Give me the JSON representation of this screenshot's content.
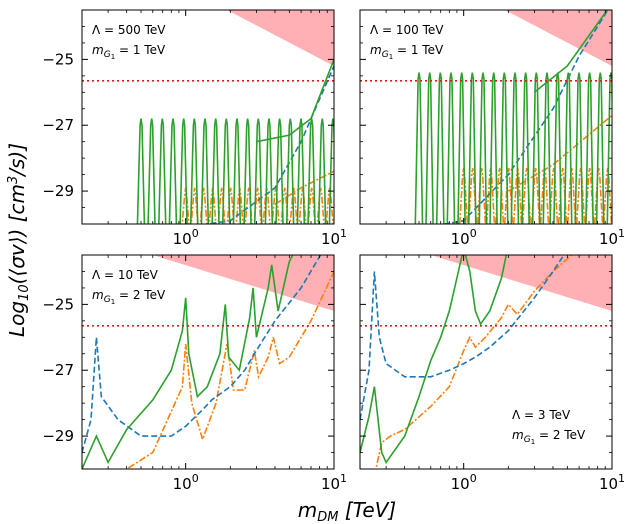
{
  "figure": {
    "xlabel": "m_DM [TeV]",
    "ylabel": "Log10(⟨σv⟩) [cm³/s]"
  },
  "colors": {
    "green": "#2ca02c",
    "orange": "#ff7f0e",
    "blue": "#1f77b4",
    "red": "#e31a1c",
    "shade": "#ffb0b4"
  },
  "chart_data": [
    {
      "type": "line",
      "panel": "top-left",
      "annotations": [
        "Λ = 500 TeV",
        "m_G1 = 1 TeV"
      ],
      "annotation_position": "top-left",
      "xscale": "log",
      "xlim": [
        0.2,
        10
      ],
      "ylim": [
        -30,
        -23.5
      ],
      "yticks": [
        -25,
        -27,
        -29
      ],
      "xticks": [
        1,
        10
      ],
      "xtick_labels": [
        "10^0",
        "10^1"
      ],
      "green_resonances": {
        "count": 20,
        "peak_top": -26.8,
        "start": 0.5,
        "ratio": 1.18,
        "base": -30.5
      },
      "orange_resonances": {
        "count": 20,
        "peak_top": -28.9,
        "start": 1.0,
        "ratio": 1.15,
        "base": -30.2
      },
      "blue_dashed": [
        [
          0.42,
          -30.2
        ],
        [
          1.0,
          -30.1
        ],
        [
          2.0,
          -29.9
        ],
        [
          4.0,
          -28.9
        ],
        [
          6.0,
          -27.5
        ],
        [
          8.0,
          -26.2
        ],
        [
          10.0,
          -25.2
        ]
      ],
      "orange_trend": [
        [
          4.0,
          -29.4
        ],
        [
          6.0,
          -28.9
        ],
        [
          10.0,
          -28.4
        ]
      ],
      "green_trend": [
        [
          3.0,
          -27.5
        ],
        [
          5.0,
          -27.3
        ],
        [
          7.0,
          -26.8
        ],
        [
          10.0,
          -25.0
        ]
      ],
      "red_dotted": -25.65,
      "excluded_region": [
        [
          1.9,
          -23.5
        ],
        [
          10,
          -23.5
        ],
        [
          10,
          -25.2
        ]
      ]
    },
    {
      "type": "line",
      "panel": "top-right",
      "annotations": [
        "Λ = 100 TeV",
        "m_G1 = 1 TeV"
      ],
      "annotation_position": "top-left",
      "xscale": "log",
      "xlim": [
        0.2,
        10
      ],
      "ylim": [
        -30,
        -23.5
      ],
      "yticks": [
        -25,
        -27,
        -29
      ],
      "xticks": [
        1,
        10
      ],
      "xtick_labels": [
        "10^0",
        "10^1"
      ],
      "green_resonances": {
        "count": 20,
        "peak_top": -25.4,
        "start": 0.5,
        "ratio": 1.18,
        "base": -30.5
      },
      "orange_resonances": {
        "count": 18,
        "peak_top": -28.3,
        "start": 1.0,
        "ratio": 1.15,
        "base": -30.0
      },
      "blue_dashed": [
        [
          0.42,
          -30.2
        ],
        [
          1.0,
          -29.9
        ],
        [
          2.0,
          -28.5
        ],
        [
          4.0,
          -26.5
        ],
        [
          6.0,
          -24.9
        ],
        [
          10.0,
          -23.3
        ]
      ],
      "orange_trend": [
        [
          2.0,
          -29.0
        ],
        [
          4.0,
          -28.2
        ],
        [
          10.0,
          -26.7
        ]
      ],
      "green_trend": [
        [
          3.0,
          -26.0
        ],
        [
          5.0,
          -25.2
        ],
        [
          10.0,
          -23.3
        ]
      ],
      "red_dotted": -25.65,
      "excluded_region": [
        [
          1.9,
          -23.5
        ],
        [
          10,
          -23.5
        ],
        [
          10,
          -25.2
        ]
      ]
    },
    {
      "type": "line",
      "panel": "bottom-left",
      "annotations": [
        "Λ = 10 TeV",
        "m_G1 = 2 TeV"
      ],
      "annotation_position": "top-left",
      "xscale": "log",
      "xlim": [
        0.2,
        10
      ],
      "ylim": [
        -30,
        -23.5
      ],
      "yticks": [
        -25,
        -27,
        -29
      ],
      "xticks": [
        1,
        10
      ],
      "xtick_labels": [
        "10^0",
        "10^1"
      ],
      "green": [
        [
          0.2,
          -30.0
        ],
        [
          0.25,
          -29.0
        ],
        [
          0.3,
          -29.8
        ],
        [
          0.4,
          -28.8
        ],
        [
          0.6,
          -27.9
        ],
        [
          0.8,
          -27.0
        ],
        [
          0.95,
          -25.8
        ],
        [
          1.0,
          -24.8
        ],
        [
          1.05,
          -26.5
        ],
        [
          1.2,
          -27.8
        ],
        [
          1.4,
          -27.5
        ],
        [
          1.7,
          -26.5
        ],
        [
          1.85,
          -25.0
        ],
        [
          1.95,
          -26.6
        ],
        [
          2.3,
          -27.0
        ],
        [
          2.7,
          -25.4
        ],
        [
          2.85,
          -24.5
        ],
        [
          3.0,
          -26.0
        ],
        [
          3.6,
          -24.5
        ],
        [
          3.8,
          -23.8
        ],
        [
          4.2,
          -25.2
        ],
        [
          5.0,
          -23.7
        ],
        [
          6.0,
          -23.0
        ]
      ],
      "orange": [
        [
          0.28,
          -30.2
        ],
        [
          0.4,
          -30.0
        ],
        [
          0.6,
          -29.5
        ],
        [
          0.95,
          -27.5
        ],
        [
          1.0,
          -26.2
        ],
        [
          1.1,
          -28.0
        ],
        [
          1.3,
          -29.1
        ],
        [
          1.6,
          -28.0
        ],
        [
          1.9,
          -26.2
        ],
        [
          2.1,
          -27.6
        ],
        [
          2.5,
          -27.6
        ],
        [
          2.9,
          -26.4
        ],
        [
          3.1,
          -27.2
        ],
        [
          3.6,
          -26.6
        ],
        [
          3.9,
          -26.0
        ],
        [
          4.3,
          -26.8
        ],
        [
          5.0,
          -26.6
        ],
        [
          7.0,
          -25.5
        ],
        [
          10.0,
          -24.0
        ]
      ],
      "blue_dashed": [
        [
          0.2,
          -29.5
        ],
        [
          0.23,
          -28.5
        ],
        [
          0.25,
          -26.0
        ],
        [
          0.27,
          -27.8
        ],
        [
          0.35,
          -28.5
        ],
        [
          0.5,
          -29.0
        ],
        [
          0.8,
          -29.0
        ],
        [
          1.0,
          -28.7
        ],
        [
          1.3,
          -28.2
        ],
        [
          1.5,
          -27.9
        ],
        [
          2.0,
          -27.5
        ],
        [
          2.5,
          -27.0
        ],
        [
          3.0,
          -26.4
        ],
        [
          4.0,
          -25.5
        ],
        [
          6.0,
          -24.5
        ],
        [
          10.0,
          -22.8
        ]
      ],
      "red_dotted": -25.65,
      "excluded_region": [
        [
          0.6,
          -23.5
        ],
        [
          10,
          -23.5
        ],
        [
          10,
          -25.2
        ]
      ]
    },
    {
      "type": "line",
      "panel": "bottom-right",
      "annotations": [
        "Λ = 3 TeV",
        "m_G1 = 2 TeV"
      ],
      "annotation_position": "bottom-right",
      "xscale": "log",
      "xlim": [
        0.2,
        10
      ],
      "ylim": [
        -30,
        -23.5
      ],
      "yticks": [
        -25,
        -27,
        -29
      ],
      "xticks": [
        1,
        10
      ],
      "xtick_labels": [
        "10^0",
        "10^1"
      ],
      "green": [
        [
          0.2,
          -29.5
        ],
        [
          0.23,
          -28.4
        ],
        [
          0.25,
          -27.5
        ],
        [
          0.28,
          -29.5
        ],
        [
          0.3,
          -29.8
        ],
        [
          0.4,
          -29.0
        ],
        [
          0.5,
          -27.8
        ],
        [
          0.6,
          -26.7
        ],
        [
          0.7,
          -26.0
        ],
        [
          0.8,
          -25.2
        ],
        [
          0.9,
          -24.2
        ],
        [
          1.0,
          -23.3
        ],
        [
          1.1,
          -24.0
        ],
        [
          1.2,
          -25.2
        ],
        [
          1.3,
          -25.6
        ],
        [
          1.5,
          -25.2
        ],
        [
          1.8,
          -24.2
        ],
        [
          2.0,
          -23.2
        ]
      ],
      "orange": [
        [
          0.25,
          -30.2
        ],
        [
          0.28,
          -29.2
        ],
        [
          0.32,
          -29.0
        ],
        [
          0.4,
          -28.8
        ],
        [
          0.6,
          -28.1
        ],
        [
          0.8,
          -27.5
        ],
        [
          1.0,
          -26.4
        ],
        [
          1.1,
          -26.0
        ],
        [
          1.2,
          -26.3
        ],
        [
          1.4,
          -26.0
        ],
        [
          1.8,
          -25.4
        ],
        [
          2.0,
          -25.0
        ],
        [
          2.3,
          -25.3
        ],
        [
          3.0,
          -24.6
        ],
        [
          4.0,
          -24.0
        ],
        [
          6.0,
          -23.3
        ],
        [
          7.0,
          -23.0
        ]
      ],
      "blue_dashed": [
        [
          0.2,
          -28.5
        ],
        [
          0.23,
          -27.0
        ],
        [
          0.25,
          -24.0
        ],
        [
          0.27,
          -26.0
        ],
        [
          0.3,
          -26.8
        ],
        [
          0.4,
          -27.2
        ],
        [
          0.6,
          -27.2
        ],
        [
          0.8,
          -27.0
        ],
        [
          1.0,
          -26.8
        ],
        [
          1.2,
          -26.6
        ],
        [
          1.5,
          -26.3
        ],
        [
          2.0,
          -25.8
        ],
        [
          3.0,
          -24.8
        ],
        [
          4.0,
          -24.0
        ],
        [
          6.0,
          -22.8
        ]
      ],
      "red_dotted": -25.65,
      "excluded_region": [
        [
          0.6,
          -23.5
        ],
        [
          10,
          -23.5
        ],
        [
          10,
          -25.2
        ]
      ]
    }
  ]
}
◆ ◆ ◆ ◆ ◆ ◆ ◆
• Written request:
Identify all lines where the word "right" shows up. Copy them.

• Full response:
      "panel": "top-right",
      "panel": "bottom-right",
      "annotation_position": "bottom-right",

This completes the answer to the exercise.